Short task:
Convert the entries from the line with "customer-point [666, 374, 675, 383]" up to and including the line with "customer-point [371, 521, 380, 531]" into a Markdown table with the columns Row and Entry, numbering each line and leaving out blank lines.

Data provided:
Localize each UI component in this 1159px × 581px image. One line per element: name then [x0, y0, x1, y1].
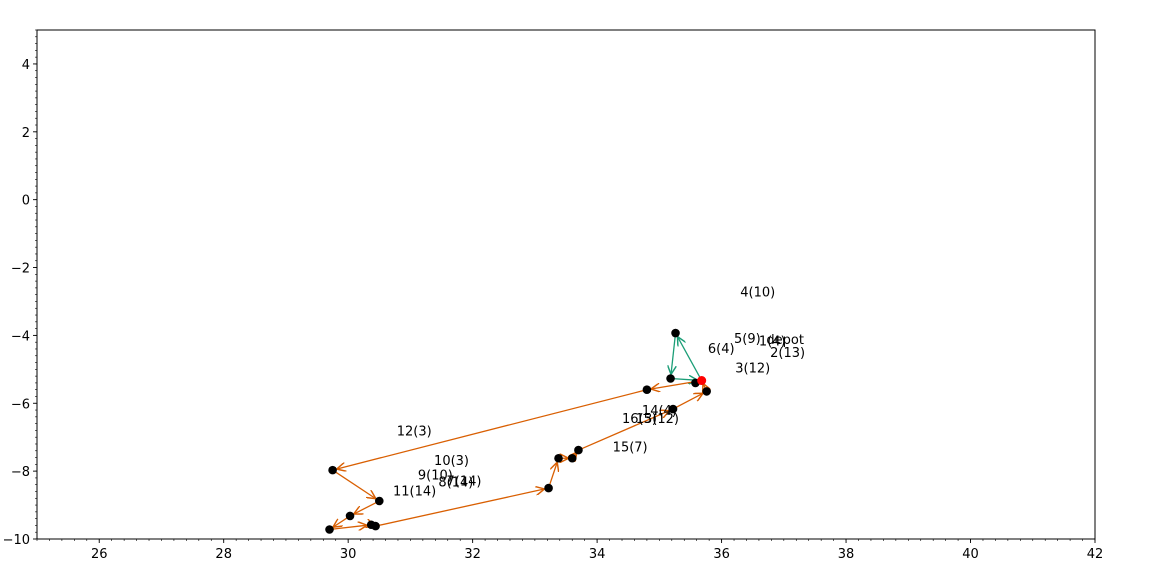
customer-point [666, 374, 675, 383]
y-tick-label: −8 [11, 465, 30, 480]
x-tick-label: 34 [589, 547, 606, 562]
major-ticks: 26 28 30 32 34 36 38 40 42 −10 −8 −6 −4 −2 0 2 4 [3, 58, 1104, 562]
route-2-segment [580, 411, 668, 450]
node-label: 4(10) [740, 285, 775, 300]
route-2-segment [548, 463, 557, 487]
y-tick-label: −4 [11, 329, 30, 344]
plot-frame [36, 29, 1096, 540]
customer-points [325, 328, 711, 534]
y-tick-label: 0 [22, 194, 30, 209]
customer-point [668, 404, 678, 414]
node-label: 13(12) [636, 412, 679, 427]
x-tick-label: 42 [1087, 547, 1104, 562]
route-1-segment [678, 337, 702, 380]
route-2-segment [674, 394, 702, 409]
x-tick-label: 36 [713, 547, 730, 562]
customer-point [574, 445, 583, 455]
customer-point [325, 525, 334, 534]
routes [331, 334, 705, 529]
node-label: 16(5) [622, 412, 657, 427]
node-label: 10(3) [434, 454, 469, 469]
node-label: 12(3) [397, 425, 432, 440]
route-2-segment [334, 516, 349, 527]
route-2-segment [354, 501, 378, 514]
y-tick-label: −6 [11, 397, 30, 412]
route-1-segment [671, 334, 675, 374]
y-tick-label: −2 [11, 262, 30, 277]
customer-point [642, 385, 652, 394]
customer-point [702, 387, 711, 396]
x-tick-label: 28 [215, 547, 232, 562]
customer-point [371, 521, 380, 531]
route-2-segment [377, 489, 544, 527]
node-label: depot [766, 333, 804, 348]
customer-point [374, 496, 384, 506]
depot-point [697, 376, 707, 386]
customer-point [544, 483, 553, 493]
y-tick-label: −10 [3, 533, 30, 548]
node-label: 14(4) [642, 404, 677, 419]
node-label: 5(9) [734, 332, 761, 347]
node-label: 11(14) [393, 485, 436, 500]
node-label: 3(12) [735, 362, 770, 377]
y-tick-label: 4 [22, 58, 30, 73]
x-tick-label: 32 [464, 547, 481, 562]
route-2-segment [331, 525, 366, 529]
customer-point [345, 511, 355, 521]
x-tick-label: 40 [962, 547, 979, 562]
node-label: 9(10) [418, 469, 453, 484]
customer-point [567, 453, 577, 463]
node-label: 8(14) [438, 475, 473, 490]
y-tick-label: 2 [22, 126, 30, 141]
node-label: 6(4) [708, 342, 735, 357]
customer-point [554, 453, 563, 463]
route-2-segment [337, 389, 646, 469]
customer-point [328, 465, 337, 475]
x-tick-label: 38 [838, 547, 855, 562]
node-label: 7(14) [447, 474, 482, 489]
route-2-segment [333, 470, 375, 498]
node-label: 2(13) [770, 346, 805, 361]
x-tick-label: 30 [340, 547, 357, 562]
x-tick-label: 26 [91, 547, 108, 562]
customer-point [671, 328, 680, 338]
node-label: 15(7) [613, 440, 648, 455]
plot-area [37, 30, 1095, 539]
node-label: 1(4) [759, 335, 786, 350]
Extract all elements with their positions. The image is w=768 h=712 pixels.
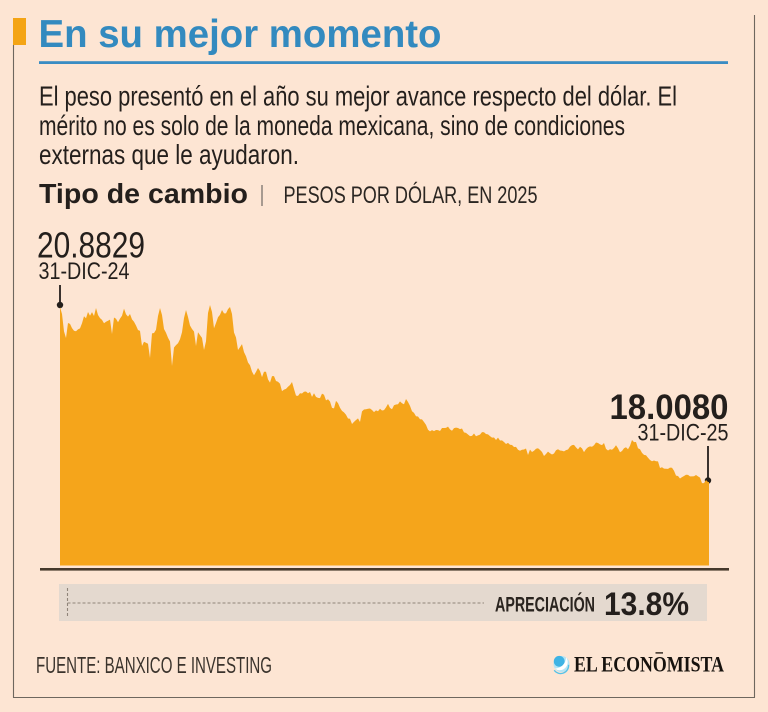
svg-text:Tipo de cambio: Tipo de cambio: [39, 178, 248, 209]
svg-text:18.0080: 18.0080: [610, 388, 729, 427]
svg-text:externas que le ayudaron.: externas que le ayudaron.: [39, 139, 299, 170]
svg-text:En su mejor momento: En su mejor momento: [39, 13, 442, 56]
svg-text:31-DIC-25: 31-DIC-25: [638, 420, 729, 447]
svg-text:El peso presentó en el año su: El peso presentó en el año su mejor avan…: [39, 81, 677, 112]
svg-text:APRECIACIÓN: APRECIACIÓN: [495, 592, 595, 617]
svg-text:13.8%: 13.8%: [604, 586, 689, 622]
svg-text:FUENTE: BANXICO E INVESTING: FUENTE: BANXICO E INVESTING: [36, 652, 272, 678]
svg-text:PESOS POR DÓLAR, EN 2025: PESOS POR DÓLAR, EN 2025: [284, 182, 538, 209]
svg-text:EL ECONOMISTA: EL ECONOMISTA: [574, 652, 725, 677]
svg-text:20.8829: 20.8829: [37, 225, 145, 266]
svg-text:mérito no es solo de la moneda: mérito no es solo de la moneda mexicana,…: [39, 110, 625, 141]
svg-text:31-DIC-24: 31-DIC-24: [39, 258, 130, 285]
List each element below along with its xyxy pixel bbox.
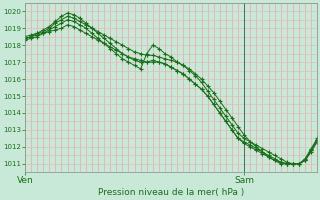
X-axis label: Pression niveau de la mer( hPa ): Pression niveau de la mer( hPa ) [98,188,244,197]
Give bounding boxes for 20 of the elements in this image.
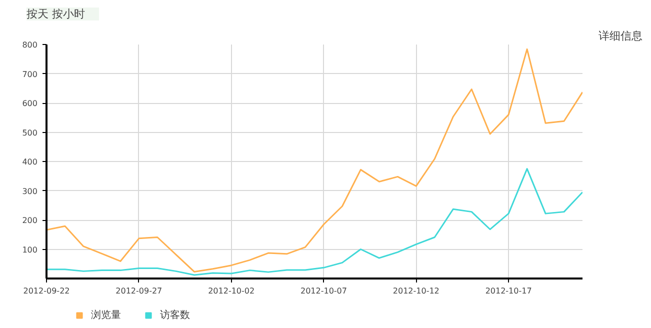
y-tick-label: 600 [22, 99, 38, 108]
legend-label: 访客数 [160, 308, 190, 322]
text: 详细信息 [598, 30, 642, 42]
y-tick-label: 100 [22, 245, 38, 254]
y-tick-label: 400 [22, 158, 38, 166]
text: 按天 按小时 [26, 8, 85, 20]
line-series [46, 48, 582, 273]
y-tick-label: 500 [22, 128, 38, 138]
legend-label: 浏览量 [91, 308, 121, 322]
y-tick-label: 700 [22, 70, 38, 79]
x-tick-label: 2012-09-22 [23, 286, 70, 296]
x-tick-label: 2012-10-12 [392, 286, 440, 296]
x-tick-label: 2012-10-17 [485, 286, 532, 296]
x-tick-label: 2012-10-07 [300, 286, 347, 296]
x-tick-label: 2012-09-27 [116, 286, 162, 296]
line-series [46, 168, 582, 276]
x-tick-label: 2012-10-02 [208, 286, 255, 296]
y-tick-label: 800 [22, 40, 38, 50]
y-tick-label: 200 [22, 216, 38, 225]
y-tick-label: 300 [22, 186, 38, 196]
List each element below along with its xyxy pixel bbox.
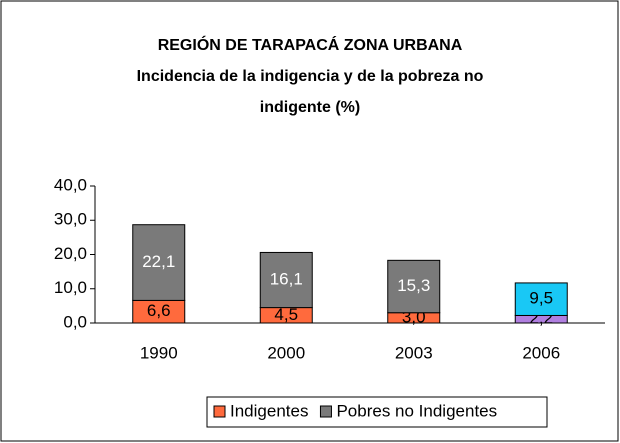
data-label: 22,1 [142, 252, 175, 271]
legend-box [206, 396, 548, 428]
y-tick-label: 20,0 [54, 244, 87, 263]
data-label: 16,1 [270, 270, 303, 289]
x-tick-label: 2006 [522, 343, 560, 362]
legend-swatch [213, 405, 226, 418]
bar-segment [387, 259, 441, 314]
x-tick-label: 1990 [140, 343, 178, 362]
chart-title: REGIÓN DE TARAPACÁ ZONA URBANA [157, 37, 463, 54]
data-label: 9,5 [529, 289, 553, 308]
y-tick-label: 10,0 [54, 278, 87, 297]
bar-segment [132, 224, 186, 301]
chart-subtitle: Incidencia de la indigencia y de la pobr… [136, 68, 484, 116]
data-label: 4,5 [274, 305, 298, 324]
bar-segment [259, 251, 313, 309]
x-tick-label: 2003 [395, 343, 433, 362]
data-label: 15,3 [397, 276, 430, 295]
data-label: 6,6 [147, 301, 171, 320]
x-tick-label: 2000 [267, 343, 305, 362]
headings: REGIÓN DE TARAPACÁ ZONA URBANA Incidenci… [110, 30, 510, 123]
legend-swatch [319, 405, 332, 418]
legend-label: Indigentes [230, 401, 308, 420]
y-tick-label: 40,0 [54, 175, 87, 194]
y-tick-label: 30,0 [54, 210, 87, 229]
legend-label: Pobres no Indigentes [336, 401, 497, 420]
y-tick-label: 0,0 [63, 312, 87, 331]
bar-segment [514, 282, 568, 316]
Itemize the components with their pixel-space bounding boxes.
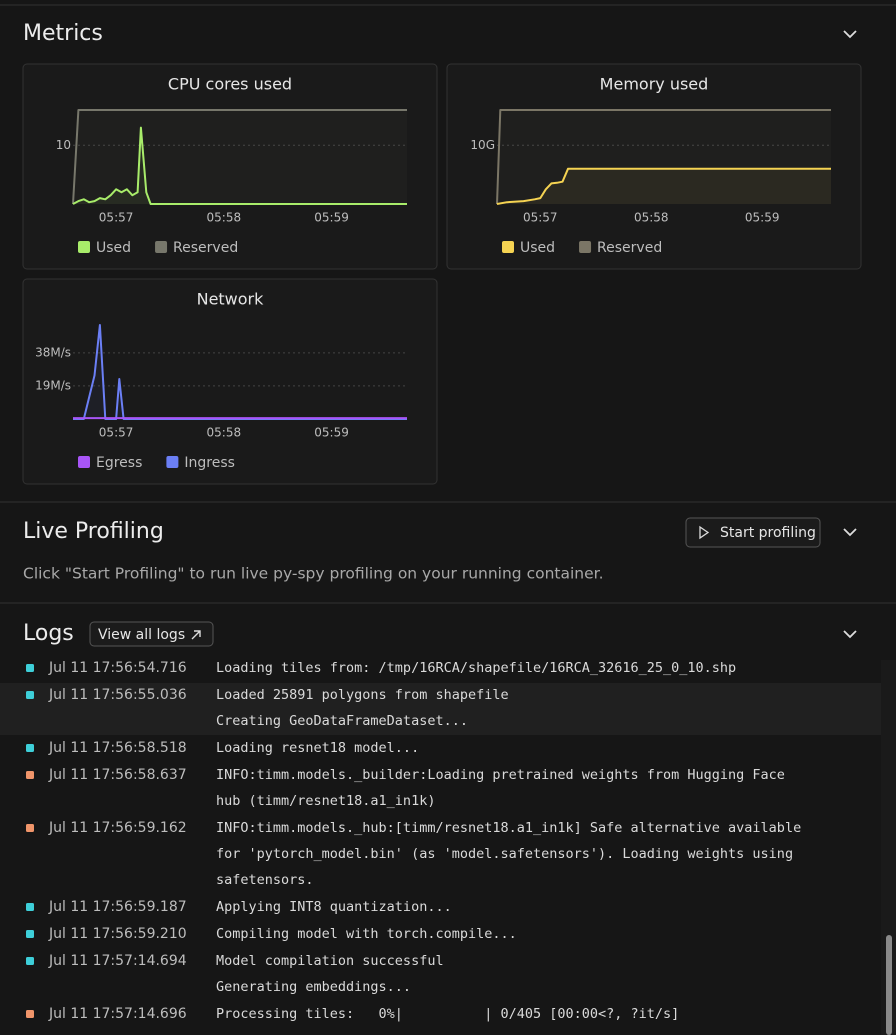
log-message: Loading resnet18 model... <box>216 740 419 756</box>
start-profiling-button[interactable]: Start profiling <box>685 517 821 548</box>
log-message: INFO:timm.models._hub:[timm/resnet18.a1_… <box>216 820 801 836</box>
x-tick-label: 05:59 <box>745 211 780 225</box>
x-tick-label: 05:57 <box>523 211 558 225</box>
log-timestamp: Jul 11 17:56:59.162 <box>48 820 187 836</box>
log-level-dot <box>26 771 34 779</box>
external-link-icon <box>191 630 201 640</box>
log-message: Model compilation successful <box>216 953 444 969</box>
log-level-dot <box>26 903 34 911</box>
section-title: Live Profiling <box>23 519 164 544</box>
chart-card <box>22 278 438 485</box>
legend-label: Reserved <box>173 240 238 256</box>
log-timestamp: Jul 11 17:56:59.187 <box>48 899 187 915</box>
x-tick-label: 05:58 <box>207 211 242 225</box>
log-message: Compiling model with torch.compile... <box>216 926 517 942</box>
scrollbar-thumb[interactable] <box>886 935 892 1035</box>
log-level-dot <box>26 691 34 699</box>
log-level-dot <box>26 930 34 938</box>
series-line <box>72 109 407 205</box>
log-level-dot <box>26 664 34 672</box>
button-frame <box>89 621 214 647</box>
series-area <box>73 110 407 204</box>
scrollbar-track[interactable] <box>881 660 896 1035</box>
collapse-chevron[interactable] <box>843 528 857 537</box>
log-timestamp: Jul 11 17:56:55.036 <box>48 687 187 703</box>
legend-label: Used <box>96 240 131 256</box>
button-frame <box>685 517 821 548</box>
series-area <box>497 110 831 204</box>
row-highlight <box>0 683 883 735</box>
legend-swatch <box>78 456 90 468</box>
x-tick-label: 05:59 <box>314 426 349 440</box>
legend-label: Egress <box>96 455 142 471</box>
log-level-dot <box>26 1010 34 1018</box>
legend-swatch <box>166 456 179 468</box>
collapse-chevron[interactable] <box>843 30 857 39</box>
log-message: Generating embeddings... <box>216 979 411 995</box>
log-level-dot <box>26 744 34 752</box>
chart-card <box>446 63 862 270</box>
chart-card <box>22 63 438 270</box>
legend-label: Used <box>520 240 555 256</box>
log-level-dot <box>26 957 34 965</box>
play-icon <box>699 525 710 540</box>
log-message: Processing tiles: 0%| | 0/405 [00:00<?, … <box>216 1006 679 1022</box>
legend-swatch <box>579 241 592 253</box>
x-tick-label: 05:58 <box>634 211 669 225</box>
section-title: Metrics <box>23 21 103 46</box>
y-tick-label: 10 <box>56 138 71 152</box>
button-label: View all logs <box>98 627 185 643</box>
legend-swatch <box>502 241 514 253</box>
log-message: Loading tiles from: /tmp/16RCA/shapefile… <box>216 660 736 676</box>
log-message: Applying INT8 quantization... <box>216 899 452 915</box>
y-tick-label: 38M/s <box>35 345 71 359</box>
log-timestamp: Jul 11 17:56:54.716 <box>48 660 187 676</box>
log-level-dot <box>26 824 34 832</box>
y-tick-label: 19M/s <box>35 378 71 392</box>
legend-label: Ingress <box>184 455 235 471</box>
log-timestamp: Jul 11 17:56:58.637 <box>48 767 187 783</box>
log-message: hub (timm/resnet18.a1_in1k) <box>216 793 435 809</box>
collapse-chevron[interactable] <box>843 630 857 639</box>
series-line <box>496 167 831 205</box>
chart-title: CPU cores used <box>168 75 292 94</box>
button-label: Start profiling <box>720 525 816 541</box>
log-message: Loaded 25891 polygons from shapefile <box>216 687 509 703</box>
chart-title: Memory used <box>600 75 709 94</box>
log-message: safetensors. <box>216 872 314 888</box>
chart-title: Network <box>197 290 265 309</box>
log-timestamp: Jul 11 17:56:58.518 <box>48 740 187 756</box>
log-timestamp: Jul 11 17:57:14.694 <box>48 953 187 969</box>
series-area <box>497 168 831 204</box>
log-message: for 'pytorch_model.bin' (as 'model.safet… <box>216 846 793 862</box>
log-timestamp: Jul 11 17:57:14.696 <box>48 1006 187 1022</box>
log-message: Creating GeoDataFrameDataset... <box>216 713 468 729</box>
view-all-logs-button[interactable]: View all logs <box>89 621 214 647</box>
section-title: Logs <box>23 621 74 646</box>
x-tick-label: 05:57 <box>99 211 134 225</box>
x-tick-label: 05:57 <box>99 426 134 440</box>
legend-swatch <box>78 241 90 253</box>
legend-label: Reserved <box>597 240 662 256</box>
description: Click "Start Profiling" to run live py-s… <box>23 565 604 583</box>
x-tick-label: 05:58 <box>207 426 242 440</box>
series-line <box>72 126 407 205</box>
y-tick-label: 10G <box>470 138 495 152</box>
series-line <box>496 109 831 205</box>
log-timestamp: Jul 11 17:56:59.210 <box>48 926 187 942</box>
x-tick-label: 05:59 <box>314 211 349 225</box>
log-message: INFO:timm.models._builder:Loading pretra… <box>216 767 785 783</box>
legend-swatch <box>155 241 168 253</box>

Reply:
| Row | Entry |
|---|---|
| 1 | customer-point [666, 374, 675, 383] |
| 2 | y-tick-label: −8 [11, 465, 30, 480] |
| 3 | x-tick-label: 34 [589, 547, 606, 562] |
| 4 | major-ticks: 26 28 30 32 34 36 38 40 42 −10 −8 −6 −4 −2 0 2 4 [3, 58, 1104, 562] |
| 5 | route-2-segment [580, 411, 668, 450] |
| 6 | node-label: 4(10) [740, 285, 775, 300] |
| 7 | route-2-segment [548, 463, 557, 487] |
| 8 | y-tick-label: −4 [11, 329, 30, 344] |
| 9 | plot-frame [36, 29, 1096, 540] |
| 10 | customer-points [325, 328, 711, 534] |
| 11 | y-tick-label: 0 [22, 194, 30, 209] |
| 12 | customer-point [668, 404, 678, 414] |
| 13 | node-label: 13(12) [636, 412, 679, 427] |
| 14 | x-tick-label: 42 [1087, 547, 1104, 562] |
| 15 | route-1-segment [678, 337, 702, 380] |
| 16 | route-2-segment [674, 394, 702, 409] |
| 17 | x-tick-label: 36 [713, 547, 730, 562] |
| 18 | customer-point [574, 445, 583, 455] |
| 19 | customer-point [325, 525, 334, 534] |
| 20 | routes [331, 334, 705, 529] |
| 21 | node-label: 16(5) [622, 412, 657, 427] |
| 22 | node-label: 10(3) [434, 454, 469, 469] |
| 23 | node-label: 12(3) [397, 425, 432, 440] |
| 24 | route-2-segment [334, 516, 349, 527] |
| 25 | route-2-segment [354, 501, 378, 514] |
| 26 | y-tick-label: −6 [11, 397, 30, 412] |
| 27 | route-1-segment [671, 334, 675, 374] |
| 28 | y-tick-label: −2 [11, 262, 30, 277] |
| 29 | customer-point [642, 385, 652, 394] |
| 30 | customer-point [702, 387, 711, 396] |
| 31 | x-tick-label: 28 [215, 547, 232, 562] |
| 32 | customer-point [371, 521, 380, 531] |